* Start *

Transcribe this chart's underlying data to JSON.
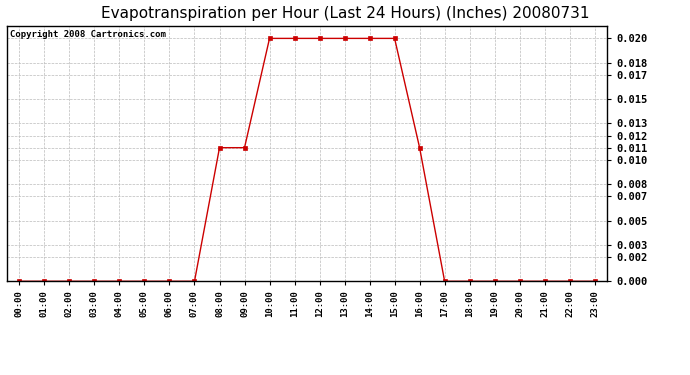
{
  "title": "Evapotranspiration per Hour (Last 24 Hours) (Inches) 20080731",
  "copyright": "Copyright 2008 Cartronics.com",
  "x_labels": [
    "00:00",
    "01:00",
    "02:00",
    "03:00",
    "04:00",
    "05:00",
    "06:00",
    "07:00",
    "08:00",
    "09:00",
    "10:00",
    "11:00",
    "12:00",
    "13:00",
    "14:00",
    "15:00",
    "16:00",
    "17:00",
    "18:00",
    "19:00",
    "20:00",
    "21:00",
    "22:00",
    "23:00"
  ],
  "y_values": [
    0.0,
    0.0,
    0.0,
    0.0,
    0.0,
    0.0,
    0.0,
    0.0,
    0.011,
    0.011,
    0.02,
    0.02,
    0.02,
    0.02,
    0.02,
    0.02,
    0.011,
    0.0,
    0.0,
    0.0,
    0.0,
    0.0,
    0.0,
    0.0
  ],
  "line_color": "#cc0000",
  "marker": "s",
  "marker_size": 2.5,
  "background_color": "#ffffff",
  "plot_bg_color": "#ffffff",
  "grid_color": "#bbbbbb",
  "ylim": [
    0.0,
    0.021
  ],
  "yticks": [
    0.0,
    0.002,
    0.003,
    0.005,
    0.007,
    0.008,
    0.01,
    0.011,
    0.012,
    0.013,
    0.015,
    0.017,
    0.018,
    0.02
  ],
  "title_fontsize": 11,
  "copyright_fontsize": 6.5,
  "tick_fontsize": 7.5,
  "xtick_fontsize": 6.5
}
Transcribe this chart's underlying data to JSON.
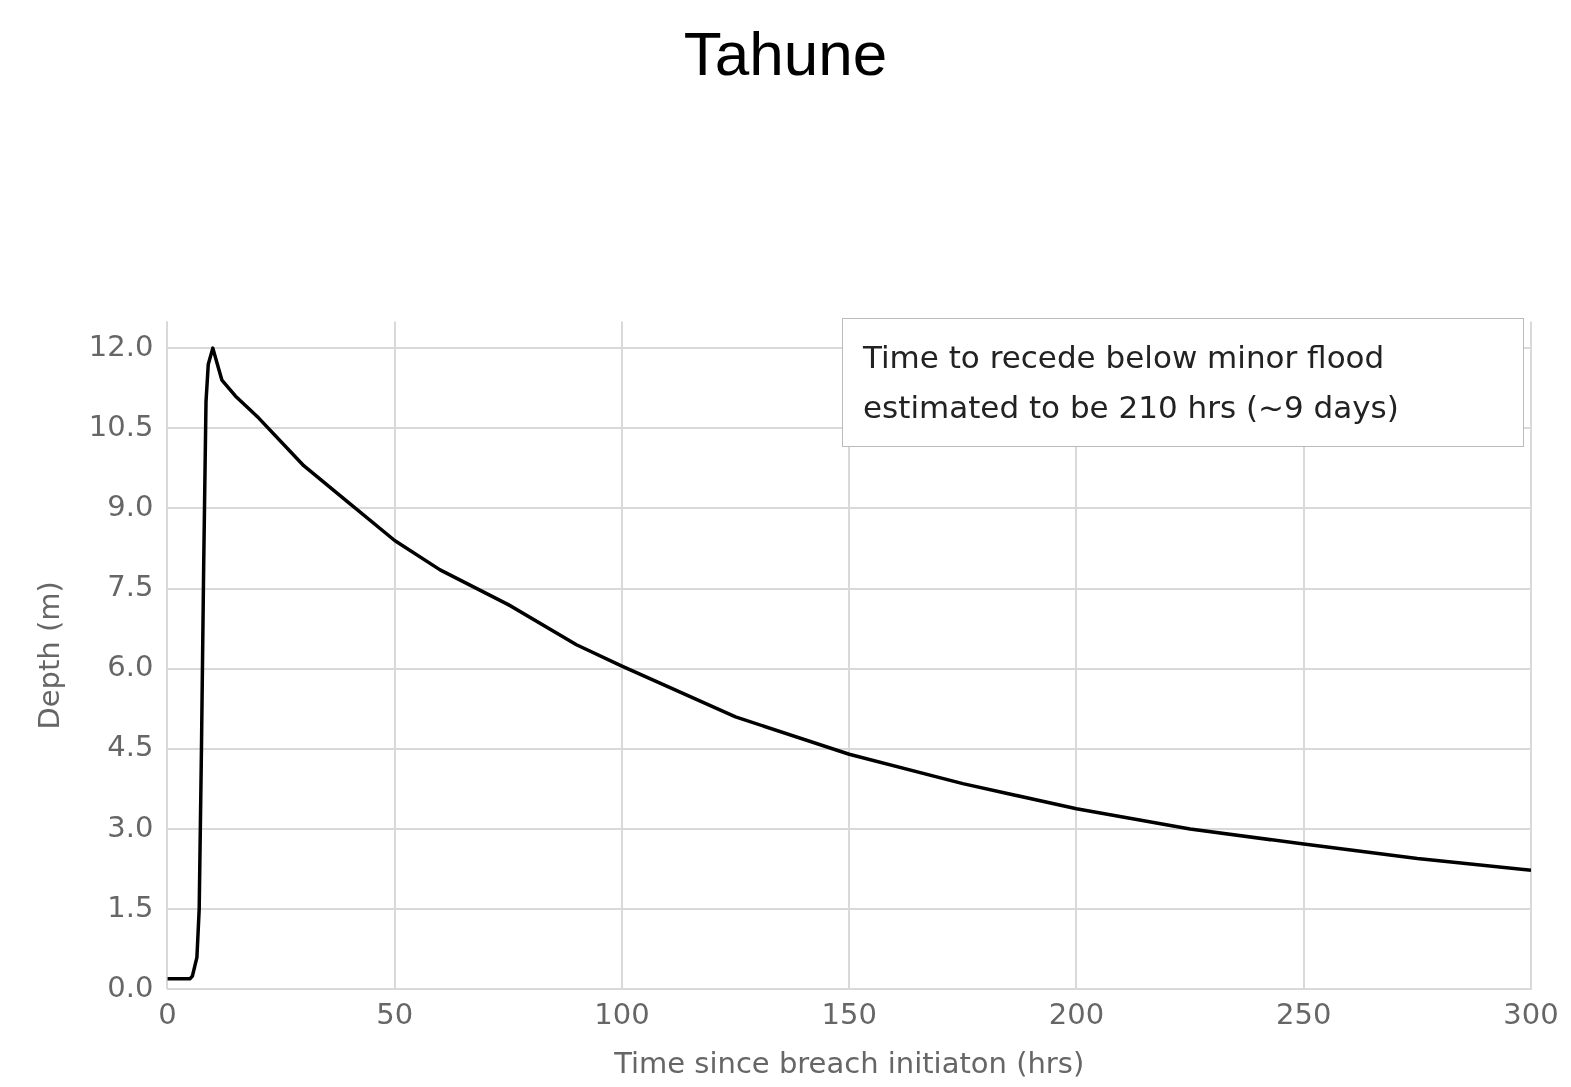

* End *

The exercise: Copy out all the records exactly, excluding pictures.

Answer to this exercise:
Transcribe this chart's underlying data to JSON.
{
  "title": "Evapotranspiration per Hour (Last 24 Hours) (Inches) 20080731",
  "copyright": "Copyright 2008 Cartronics.com",
  "x_labels": [
    "00:00",
    "01:00",
    "02:00",
    "03:00",
    "04:00",
    "05:00",
    "06:00",
    "07:00",
    "08:00",
    "09:00",
    "10:00",
    "11:00",
    "12:00",
    "13:00",
    "14:00",
    "15:00",
    "16:00",
    "17:00",
    "18:00",
    "19:00",
    "20:00",
    "21:00",
    "22:00",
    "23:00"
  ],
  "y_values": [
    0.0,
    0.0,
    0.0,
    0.0,
    0.0,
    0.0,
    0.0,
    0.0,
    0.011,
    0.011,
    0.02,
    0.02,
    0.02,
    0.02,
    0.02,
    0.02,
    0.011,
    0.0,
    0.0,
    0.0,
    0.0,
    0.0,
    0.0,
    0.0
  ],
  "line_color": "#cc0000",
  "marker": "s",
  "marker_size": 2.5,
  "background_color": "#ffffff",
  "plot_bg_color": "#ffffff",
  "grid_color": "#bbbbbb",
  "ylim": [
    0.0,
    0.021
  ],
  "yticks": [
    0.0,
    0.002,
    0.003,
    0.005,
    0.007,
    0.008,
    0.01,
    0.011,
    0.012,
    0.013,
    0.015,
    0.017,
    0.018,
    0.02
  ],
  "title_fontsize": 11,
  "copyright_fontsize": 6.5,
  "tick_fontsize": 7.5,
  "xtick_fontsize": 6.5
}
Transcribe this chart's underlying data to JSON.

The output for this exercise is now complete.